> Work to complete: In the article on California high-speed rail, what city was Joe Biden's home when he took the train to Washington as a Senator?

> Extracted text:
House Republicans Add More Pressure To Stop Funding for California High-Speed Rail

Congressman Mike Garcia, others reach out directly to Transportation Secretary Buttigieg

By Evan Symon, April 19, 2021 2:50 pm

In the last week, pressure has grown in Washington for Department of Transportation (DOT) Secretary Pete Buttigieg to not fund or support California High-Speed Rail (CHSR).

While there has always been significant opposition against the federal government from funding CHSR, as seen by Republicans continuing to vote against funding such systems, and California Republican Representatives such as Congressman Mike Garcia (R-CA) introducing bills to stop all federal funding from going into CHSR, the new administration’s large push for high-speed trains has caused  many to up their efforts to stop it.

President Joe Biden and Secretary Buttigieg specifically have strong train ties which makes stopping or reducing funding more difficult. Biden has been a large Amtrak and train supporter due to decades of taking the train to Washington from his home in Wilmington, Delaware while a Senator, with the train station in Wilmington now bearing his name as a way to honor his train commitment. Buttigieg has also had a strong train track record, championing high-speed rail systems in the country since he was sworn in.

Transportation Secretary Pete Buttigieg. February 16, 2020. (Photo: Gage Skidmore)

> Data extract:
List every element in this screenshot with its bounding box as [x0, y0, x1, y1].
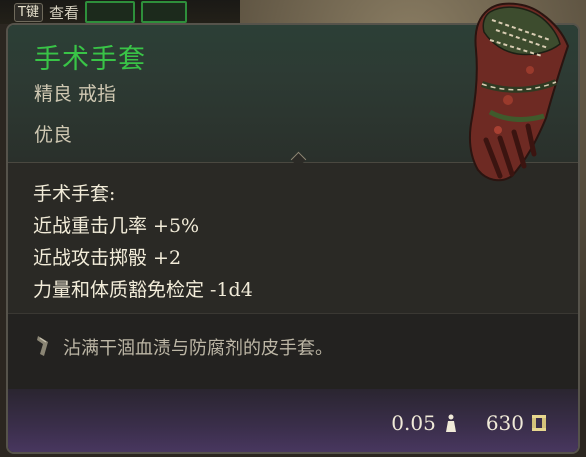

> Solution for this task: Wilmington, Delaware.